## begin ENTRIES SUPPLIED
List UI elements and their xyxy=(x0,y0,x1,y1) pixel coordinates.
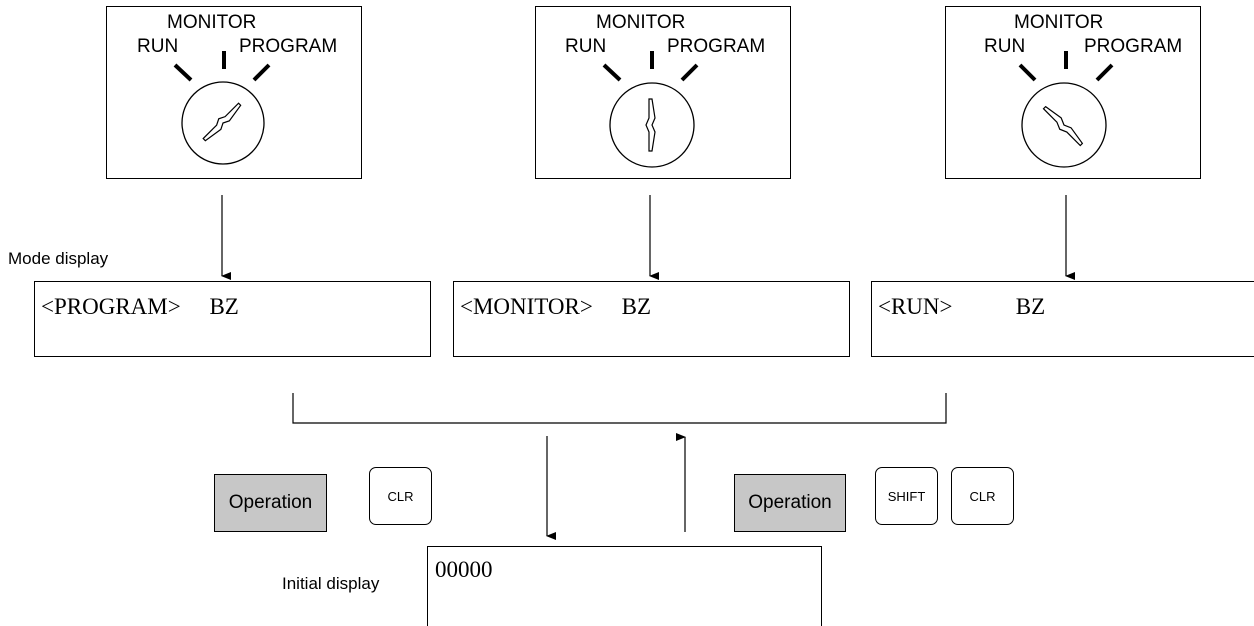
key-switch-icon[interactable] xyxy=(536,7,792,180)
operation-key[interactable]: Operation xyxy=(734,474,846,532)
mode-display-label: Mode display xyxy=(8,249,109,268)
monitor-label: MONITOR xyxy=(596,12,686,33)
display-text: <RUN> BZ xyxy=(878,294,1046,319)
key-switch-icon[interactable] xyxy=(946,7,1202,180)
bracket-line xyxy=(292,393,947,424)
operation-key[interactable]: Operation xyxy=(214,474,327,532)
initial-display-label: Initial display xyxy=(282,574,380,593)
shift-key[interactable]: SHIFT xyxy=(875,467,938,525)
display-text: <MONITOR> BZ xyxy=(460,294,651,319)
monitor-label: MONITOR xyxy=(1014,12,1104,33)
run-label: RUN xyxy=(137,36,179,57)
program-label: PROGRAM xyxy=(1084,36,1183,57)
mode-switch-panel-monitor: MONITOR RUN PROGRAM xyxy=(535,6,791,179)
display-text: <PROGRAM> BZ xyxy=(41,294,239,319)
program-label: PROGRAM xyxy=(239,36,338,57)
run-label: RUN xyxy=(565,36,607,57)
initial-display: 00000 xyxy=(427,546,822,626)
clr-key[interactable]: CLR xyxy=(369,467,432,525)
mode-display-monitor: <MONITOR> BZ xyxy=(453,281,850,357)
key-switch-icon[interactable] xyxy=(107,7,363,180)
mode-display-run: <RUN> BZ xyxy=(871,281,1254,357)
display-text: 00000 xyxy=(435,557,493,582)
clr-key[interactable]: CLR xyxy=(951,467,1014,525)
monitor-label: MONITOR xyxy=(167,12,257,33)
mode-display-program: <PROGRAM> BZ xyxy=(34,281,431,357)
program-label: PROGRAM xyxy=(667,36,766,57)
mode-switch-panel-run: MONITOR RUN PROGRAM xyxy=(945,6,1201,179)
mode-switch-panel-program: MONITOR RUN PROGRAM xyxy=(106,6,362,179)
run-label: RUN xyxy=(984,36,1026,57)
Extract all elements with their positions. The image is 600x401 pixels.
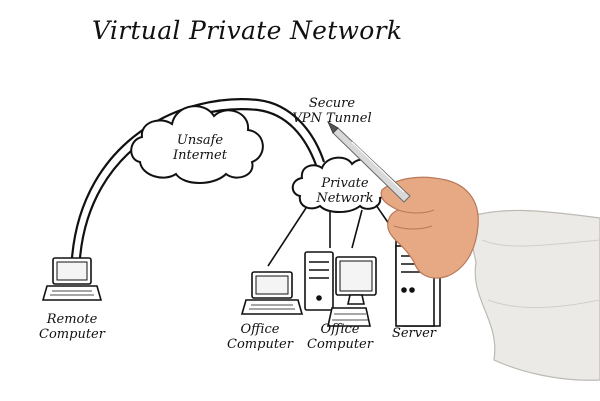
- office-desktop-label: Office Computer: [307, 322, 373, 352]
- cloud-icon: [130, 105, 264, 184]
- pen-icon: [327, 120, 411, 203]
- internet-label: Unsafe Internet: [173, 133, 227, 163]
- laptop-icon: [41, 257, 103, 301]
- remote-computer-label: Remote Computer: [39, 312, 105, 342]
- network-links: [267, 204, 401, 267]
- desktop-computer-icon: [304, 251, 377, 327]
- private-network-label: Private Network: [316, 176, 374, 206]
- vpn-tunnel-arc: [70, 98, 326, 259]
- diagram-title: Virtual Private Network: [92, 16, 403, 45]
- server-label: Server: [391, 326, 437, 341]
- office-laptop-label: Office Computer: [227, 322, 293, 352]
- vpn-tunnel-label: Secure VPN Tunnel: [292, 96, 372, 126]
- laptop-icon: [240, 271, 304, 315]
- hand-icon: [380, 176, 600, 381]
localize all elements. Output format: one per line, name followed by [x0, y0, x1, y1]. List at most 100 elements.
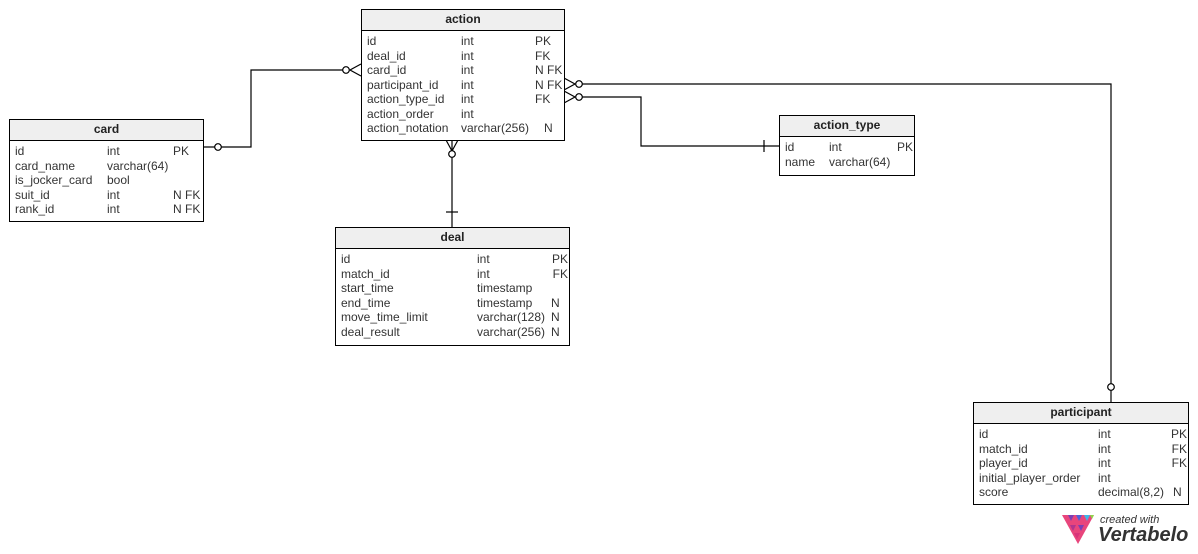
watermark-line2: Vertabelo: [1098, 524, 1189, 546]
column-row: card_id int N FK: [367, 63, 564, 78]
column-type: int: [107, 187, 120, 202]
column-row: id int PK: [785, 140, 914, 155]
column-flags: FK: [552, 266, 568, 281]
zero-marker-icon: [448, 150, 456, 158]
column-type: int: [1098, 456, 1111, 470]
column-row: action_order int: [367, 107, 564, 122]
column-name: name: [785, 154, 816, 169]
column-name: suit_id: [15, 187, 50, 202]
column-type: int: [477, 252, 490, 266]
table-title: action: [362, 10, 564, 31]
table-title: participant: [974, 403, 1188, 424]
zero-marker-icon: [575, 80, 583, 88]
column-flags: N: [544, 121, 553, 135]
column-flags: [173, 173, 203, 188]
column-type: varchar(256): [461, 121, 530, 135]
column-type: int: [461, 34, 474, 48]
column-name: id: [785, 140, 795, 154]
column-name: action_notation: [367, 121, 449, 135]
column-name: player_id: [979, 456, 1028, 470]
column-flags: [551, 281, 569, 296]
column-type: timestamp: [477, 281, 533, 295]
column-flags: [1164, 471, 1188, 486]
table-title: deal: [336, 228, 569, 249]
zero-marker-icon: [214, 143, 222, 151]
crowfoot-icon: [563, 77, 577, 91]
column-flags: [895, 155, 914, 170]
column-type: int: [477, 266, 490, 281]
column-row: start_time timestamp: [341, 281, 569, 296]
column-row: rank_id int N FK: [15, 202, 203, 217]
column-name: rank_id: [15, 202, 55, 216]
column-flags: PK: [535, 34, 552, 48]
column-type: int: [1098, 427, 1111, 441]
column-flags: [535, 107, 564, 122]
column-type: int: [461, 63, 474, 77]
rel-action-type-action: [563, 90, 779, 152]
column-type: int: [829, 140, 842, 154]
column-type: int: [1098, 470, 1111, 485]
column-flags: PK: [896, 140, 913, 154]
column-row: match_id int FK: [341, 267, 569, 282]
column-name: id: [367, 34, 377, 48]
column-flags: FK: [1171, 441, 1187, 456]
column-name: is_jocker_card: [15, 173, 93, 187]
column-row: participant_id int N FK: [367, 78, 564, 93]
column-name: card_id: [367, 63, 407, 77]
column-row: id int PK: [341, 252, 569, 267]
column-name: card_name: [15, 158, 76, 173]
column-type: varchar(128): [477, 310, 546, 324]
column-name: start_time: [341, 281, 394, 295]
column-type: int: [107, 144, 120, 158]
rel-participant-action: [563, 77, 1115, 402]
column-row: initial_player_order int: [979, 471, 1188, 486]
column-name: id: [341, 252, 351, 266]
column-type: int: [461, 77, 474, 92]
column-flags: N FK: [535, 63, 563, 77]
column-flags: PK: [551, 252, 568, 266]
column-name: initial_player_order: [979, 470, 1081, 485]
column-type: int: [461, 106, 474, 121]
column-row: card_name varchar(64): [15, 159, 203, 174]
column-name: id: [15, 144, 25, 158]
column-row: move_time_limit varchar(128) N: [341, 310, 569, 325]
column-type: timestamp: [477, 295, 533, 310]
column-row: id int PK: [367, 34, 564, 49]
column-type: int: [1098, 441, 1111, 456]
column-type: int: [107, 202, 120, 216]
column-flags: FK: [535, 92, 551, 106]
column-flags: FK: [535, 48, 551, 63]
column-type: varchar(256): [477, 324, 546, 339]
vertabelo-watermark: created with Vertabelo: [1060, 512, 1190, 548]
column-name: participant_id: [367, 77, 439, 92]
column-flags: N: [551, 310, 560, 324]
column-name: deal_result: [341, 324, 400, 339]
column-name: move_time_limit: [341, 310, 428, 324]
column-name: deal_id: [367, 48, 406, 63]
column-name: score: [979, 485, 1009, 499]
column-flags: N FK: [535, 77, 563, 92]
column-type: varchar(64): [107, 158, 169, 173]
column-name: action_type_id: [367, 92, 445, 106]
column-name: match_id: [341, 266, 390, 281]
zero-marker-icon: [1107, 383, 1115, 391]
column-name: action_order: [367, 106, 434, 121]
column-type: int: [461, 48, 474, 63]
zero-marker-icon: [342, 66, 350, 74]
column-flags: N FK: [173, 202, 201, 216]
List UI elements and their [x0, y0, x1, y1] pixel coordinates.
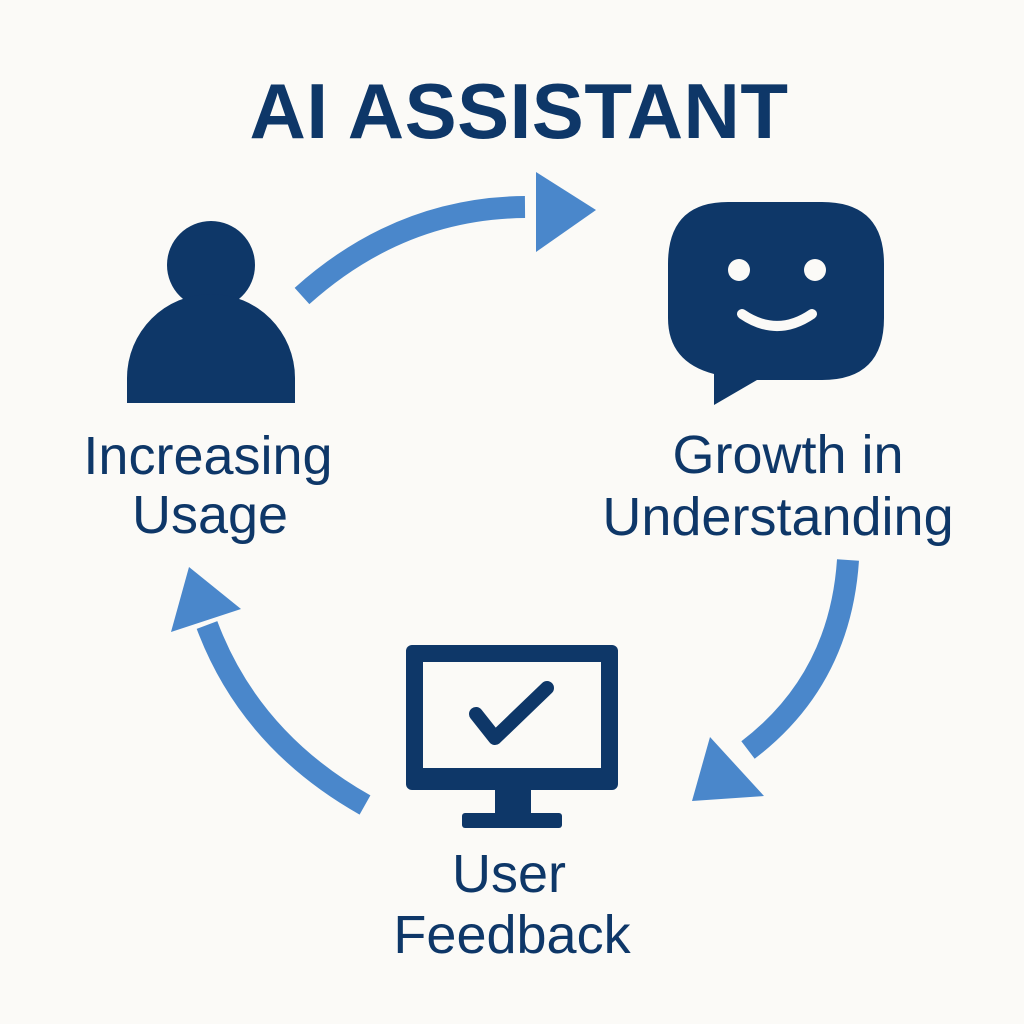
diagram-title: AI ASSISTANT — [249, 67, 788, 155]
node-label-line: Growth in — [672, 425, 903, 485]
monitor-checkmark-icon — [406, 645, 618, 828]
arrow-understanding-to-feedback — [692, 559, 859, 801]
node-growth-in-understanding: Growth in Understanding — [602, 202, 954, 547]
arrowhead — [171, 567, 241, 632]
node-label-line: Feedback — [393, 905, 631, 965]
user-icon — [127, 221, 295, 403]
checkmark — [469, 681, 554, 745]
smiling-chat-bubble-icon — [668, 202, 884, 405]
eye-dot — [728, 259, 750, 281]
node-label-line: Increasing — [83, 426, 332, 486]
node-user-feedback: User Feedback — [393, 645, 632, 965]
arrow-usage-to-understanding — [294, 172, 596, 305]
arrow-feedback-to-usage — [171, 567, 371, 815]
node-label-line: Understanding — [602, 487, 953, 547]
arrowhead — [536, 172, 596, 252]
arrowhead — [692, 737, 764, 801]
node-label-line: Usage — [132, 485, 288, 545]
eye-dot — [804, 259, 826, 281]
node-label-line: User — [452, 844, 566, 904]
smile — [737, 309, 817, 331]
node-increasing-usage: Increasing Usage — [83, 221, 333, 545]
## end ENTRIES SUPPLIED
_TASK OBJECTIVE_
Copy out the lines from the one with "watermark-line2: Vertabelo: [1098, 524, 1189, 546]" up to and including the one with "crowfoot-icon: [563, 77, 577, 91]", unchanged.

_REPLY_
watermark-line2: Vertabelo: [1098, 524, 1189, 546]
column-row: card_id int N FK: [367, 63, 564, 78]
column-type: int: [107, 187, 120, 202]
column-row: id int PK: [785, 140, 914, 155]
column-flags: FK: [552, 266, 568, 281]
zero-marker-icon: [448, 150, 456, 158]
column-type: int: [1098, 456, 1111, 470]
column-row: action_order int: [367, 107, 564, 122]
column-name: name: [785, 154, 816, 169]
column-name: suit_id: [15, 187, 50, 202]
column-type: int: [477, 252, 490, 266]
table-title: action: [362, 10, 564, 31]
table-title: participant: [974, 403, 1188, 424]
zero-marker-icon: [575, 80, 583, 88]
column-flags: N: [544, 121, 553, 135]
column-flags: [173, 173, 203, 188]
column-type: varchar(256): [461, 121, 530, 135]
column-type: int: [461, 34, 474, 48]
column-name: id: [785, 140, 795, 154]
column-name: action_notation: [367, 121, 449, 135]
column-name: player_id: [979, 456, 1028, 470]
column-flags: [551, 281, 569, 296]
column-type: timestamp: [477, 281, 533, 295]
column-flags: [1164, 471, 1188, 486]
table-title: deal: [336, 228, 569, 249]
zero-marker-icon: [214, 143, 222, 151]
crowfoot-icon: [563, 77, 577, 91]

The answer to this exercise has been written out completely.